### INPUT ROWS

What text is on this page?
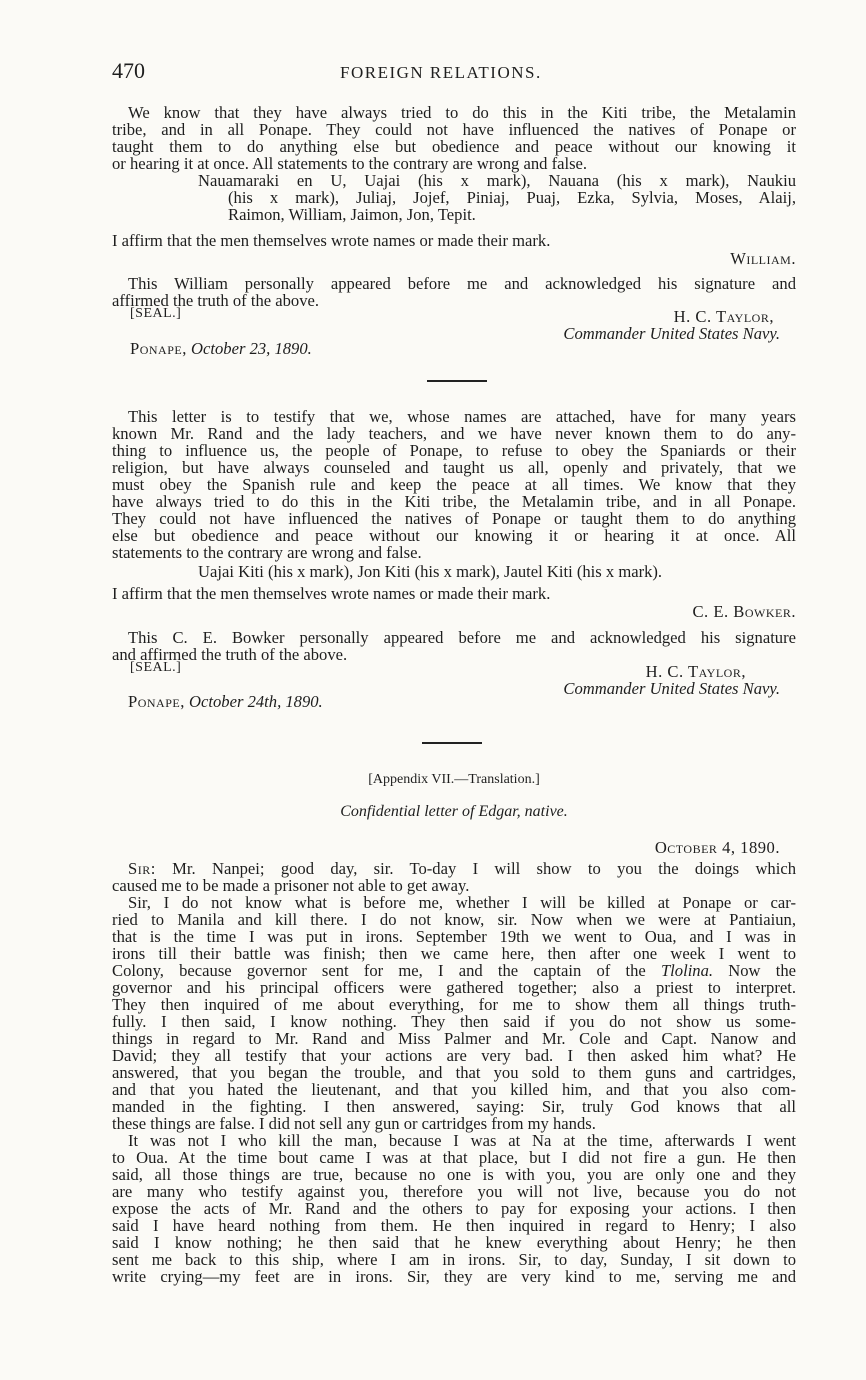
470	FOREIGN RELATIONS.
We know that they have always tried to do this in the Kiti tribe, the Metalamin
tribe, and in all Ponape. They could not have influenced the natives of Ponape or
taught them to do anything else but obedience and peace without our knowing it
or hearing it at once. All statements to the contrary are wrong and false.
Nauamaraki en U, Uajai (his x mark), Nauana (his x mark), Naukiu
(his x mark), Juliaj, Jojef, Piniaj, Puaj, Ezka, Sylvia, Moses, Alaij,
Raimon, William, Jaimon, Jon, Tepit.
I affirm that the men themselves wrote names or made their mark.
William.
This William personally appeared before me and acknowledged his signature and
affirmed the truth of the above.
[SEAL.]	H. C. Taylor,
Commander United States Navy.
Ponape, October 23, 1890.
This letter is to testify that we, whose names are attached, have for many years
known Mr. Rand and the lady teachers, and we have never known them to do any-
thing to influence us, the people of Ponape, to refuse to obey the Spaniards or their
religion, but have always counseled and taught us all, openly and privately, that we
must obey the Spanish rule and keep the peace at all times. We know that they
have always tried to do this in the Kiti tribe, the Metalamin tribe, and in all Ponape.
They could not have influenced the natives of Ponape or taught them to do anything
else but obedience and peace without our knowing it or hearing it at once. All
statements to the contrary are wrong and false.
Uajai Kiti (his x mark), Jon Kiti (his x mark), Jautel Kiti (his x mark).
I affirm that the men themselves wrote names or made their mark.
C. E. Bowker.
This C. E. Bowker personally appeared before me and acknowledged his signature
and affirmed the truth of the above.
[SEAL.]	H. C. Taylor,
Commander United States Navy.
Ponape, October 24th, 1890.
[Appendix VII.—Translation.]
Confidential letter of Edgar, native.
October 4, 1890.
Sir: Mr. Nanpei; good day, sir. To-day I will show to you the doings which
caused me to be made a prisoner not able to get away.
Sir, I do not know what is before me, whether I will be killed at Ponape or car-
ried to Manila and kill there. I do not know, sir. Now when we were at Pantiaiun,
that is the time I was put in irons. September 19th we went to Oua, and I was in
irons till their battle was finish; then we came here, then after one week I went to
Colony, because governor sent for me, I and the captain of the Tlolina. Now the
governor and his principal officers were gathered together; also a priest to interpret.
They then inquired of me about everything, for me to show them all things truth-
fully. I then said, I know nothing. They then said if you do not show us some-
things in regard to Mr. Rand and Miss Palmer and Mr. Cole and Capt. Nanow and
David; they all testify that your actions are very bad. I then asked him what? He
answered, that you began the trouble, and that you sold to them guns and cartridges,
and that you hated the lieutenant, and that you killed him, and that you also com-
manded in the fighting. I then answered, saying: Sir, truly God knows that all
these things are false. I did not sell any gun or cartridges from my hands.
It was not I who kill the man, because I was at Na at the time, afterwards I went
to Oua. At the time bout came I was at that place, but I did not fire a gun. He then
said, all those things are true, because no one is with you, you are only one and they
are many who testify against you, therefore you will not live, because you do not
expose the acts of Mr. Rand and the others to pay for exposing your actions. I then
said I have heard nothing from them. He then inquired in regard to Henry; I also
said I know nothing; he then said that he knew everything about Henry; he then
sent me back to this ship, where I am in irons. Sir, to day, Sunday, I sit down to
write crying—my feet are in irons. Sir, they are very kind to me, serving me and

### TASK TO CARRY OUT
State only how many lines in the material include "everything".

### TASK RESPONSE
2